**SET PROBLEM:** Show every line of the records below that contains the word "JSON".

**EXTRACTED DATA:**
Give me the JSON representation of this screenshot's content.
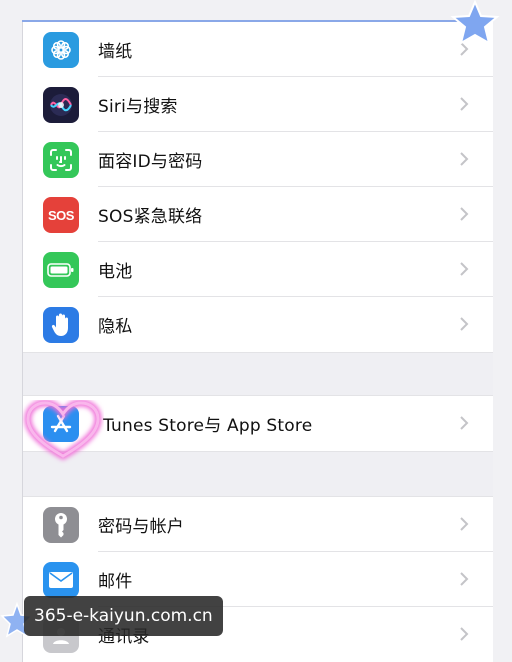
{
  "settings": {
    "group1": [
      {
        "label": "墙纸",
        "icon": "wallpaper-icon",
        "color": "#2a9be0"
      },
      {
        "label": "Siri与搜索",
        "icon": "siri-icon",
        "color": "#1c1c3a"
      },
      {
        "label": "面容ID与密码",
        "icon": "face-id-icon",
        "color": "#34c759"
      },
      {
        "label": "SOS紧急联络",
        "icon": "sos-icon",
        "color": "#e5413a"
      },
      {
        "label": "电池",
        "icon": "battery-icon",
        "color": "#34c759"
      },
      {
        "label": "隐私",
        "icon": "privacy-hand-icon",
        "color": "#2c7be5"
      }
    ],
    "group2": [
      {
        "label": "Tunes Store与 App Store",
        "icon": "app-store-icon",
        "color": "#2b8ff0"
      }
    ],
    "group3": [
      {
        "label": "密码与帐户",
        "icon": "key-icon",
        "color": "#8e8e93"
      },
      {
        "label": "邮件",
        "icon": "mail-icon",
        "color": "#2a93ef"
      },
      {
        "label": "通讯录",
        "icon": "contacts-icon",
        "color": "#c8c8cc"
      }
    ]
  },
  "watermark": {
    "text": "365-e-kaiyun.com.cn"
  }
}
...
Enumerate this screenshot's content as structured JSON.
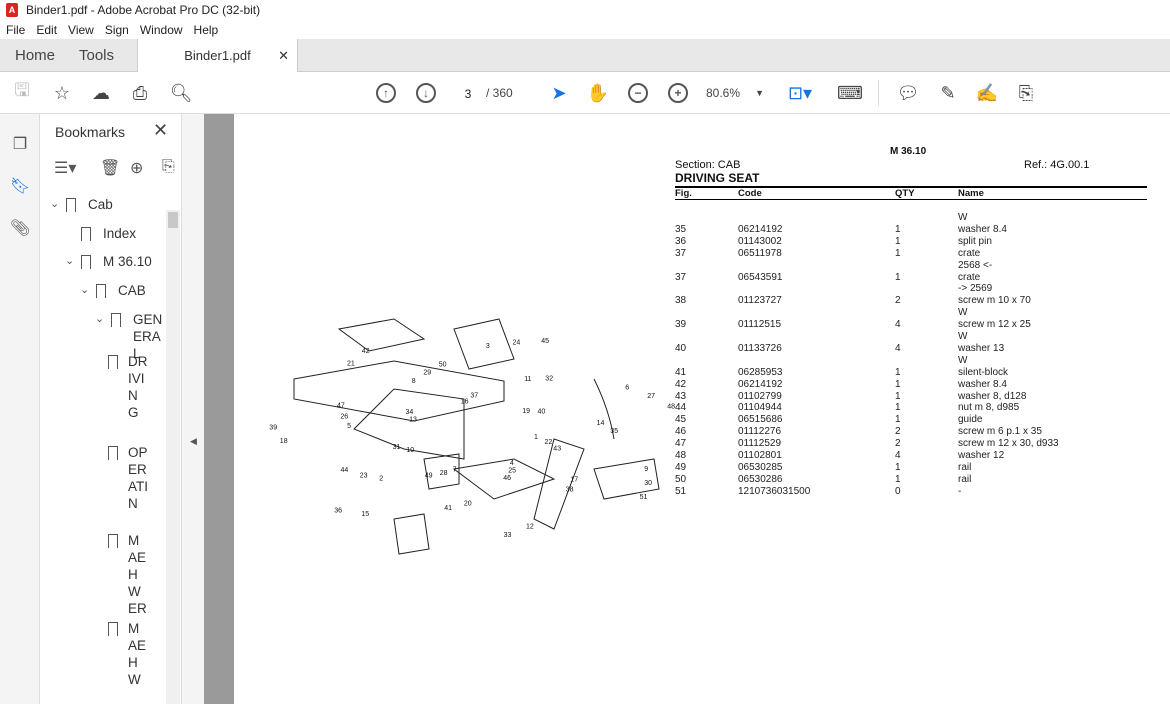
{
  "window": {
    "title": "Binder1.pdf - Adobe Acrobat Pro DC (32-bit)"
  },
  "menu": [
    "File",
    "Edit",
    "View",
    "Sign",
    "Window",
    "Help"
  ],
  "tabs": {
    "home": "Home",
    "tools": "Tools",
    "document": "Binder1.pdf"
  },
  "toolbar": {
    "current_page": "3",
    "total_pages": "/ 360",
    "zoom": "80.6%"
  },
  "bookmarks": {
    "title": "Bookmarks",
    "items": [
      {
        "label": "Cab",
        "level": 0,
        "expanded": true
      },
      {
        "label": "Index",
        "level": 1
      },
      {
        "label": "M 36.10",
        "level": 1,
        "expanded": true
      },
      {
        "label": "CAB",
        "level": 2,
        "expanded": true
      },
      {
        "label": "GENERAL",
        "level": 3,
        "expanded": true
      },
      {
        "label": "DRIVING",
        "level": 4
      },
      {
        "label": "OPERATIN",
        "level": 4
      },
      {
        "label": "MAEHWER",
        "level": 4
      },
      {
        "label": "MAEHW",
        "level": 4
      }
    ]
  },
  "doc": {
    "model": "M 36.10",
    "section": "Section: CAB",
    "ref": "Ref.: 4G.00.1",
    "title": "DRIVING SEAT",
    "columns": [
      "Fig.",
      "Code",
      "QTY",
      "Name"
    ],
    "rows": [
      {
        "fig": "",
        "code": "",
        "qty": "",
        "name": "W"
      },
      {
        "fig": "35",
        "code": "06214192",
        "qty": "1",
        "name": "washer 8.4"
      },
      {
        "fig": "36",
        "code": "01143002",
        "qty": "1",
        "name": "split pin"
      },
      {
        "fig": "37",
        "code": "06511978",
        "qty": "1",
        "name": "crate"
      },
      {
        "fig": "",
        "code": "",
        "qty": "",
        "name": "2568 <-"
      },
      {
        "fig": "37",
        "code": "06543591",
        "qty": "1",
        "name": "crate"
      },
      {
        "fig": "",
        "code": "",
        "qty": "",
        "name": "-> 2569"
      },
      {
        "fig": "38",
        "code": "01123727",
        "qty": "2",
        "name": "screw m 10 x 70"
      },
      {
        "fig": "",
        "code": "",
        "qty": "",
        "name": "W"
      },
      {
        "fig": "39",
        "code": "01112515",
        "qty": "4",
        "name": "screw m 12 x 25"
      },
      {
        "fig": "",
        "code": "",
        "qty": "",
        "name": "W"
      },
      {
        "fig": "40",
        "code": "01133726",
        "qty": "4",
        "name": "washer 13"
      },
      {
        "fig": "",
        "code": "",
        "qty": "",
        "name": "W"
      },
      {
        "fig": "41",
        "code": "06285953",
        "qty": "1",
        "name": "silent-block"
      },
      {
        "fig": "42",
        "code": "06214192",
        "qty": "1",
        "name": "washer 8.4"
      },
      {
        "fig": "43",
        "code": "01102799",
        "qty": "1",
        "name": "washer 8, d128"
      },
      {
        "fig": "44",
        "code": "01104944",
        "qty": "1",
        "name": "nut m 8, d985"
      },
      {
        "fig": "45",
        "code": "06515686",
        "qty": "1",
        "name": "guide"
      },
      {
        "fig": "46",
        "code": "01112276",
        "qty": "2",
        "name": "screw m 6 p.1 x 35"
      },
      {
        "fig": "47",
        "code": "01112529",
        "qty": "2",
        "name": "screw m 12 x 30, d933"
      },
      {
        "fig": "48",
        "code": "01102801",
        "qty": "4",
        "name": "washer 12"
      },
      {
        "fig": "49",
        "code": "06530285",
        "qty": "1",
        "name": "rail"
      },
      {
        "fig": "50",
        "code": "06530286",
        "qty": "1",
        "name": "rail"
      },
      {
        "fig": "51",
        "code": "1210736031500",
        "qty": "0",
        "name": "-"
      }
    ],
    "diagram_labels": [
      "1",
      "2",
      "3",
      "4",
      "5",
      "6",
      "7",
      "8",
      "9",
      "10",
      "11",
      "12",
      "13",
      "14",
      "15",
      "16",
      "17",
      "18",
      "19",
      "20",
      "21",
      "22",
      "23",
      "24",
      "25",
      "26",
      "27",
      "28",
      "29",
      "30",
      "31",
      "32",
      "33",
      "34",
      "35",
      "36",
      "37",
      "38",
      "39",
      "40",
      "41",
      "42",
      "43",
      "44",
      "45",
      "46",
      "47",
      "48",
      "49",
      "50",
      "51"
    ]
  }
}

**ANSWER IN FULL:**
Give me the JSON representation of this screenshot's content.
Enumerate this screenshot's content as structured JSON.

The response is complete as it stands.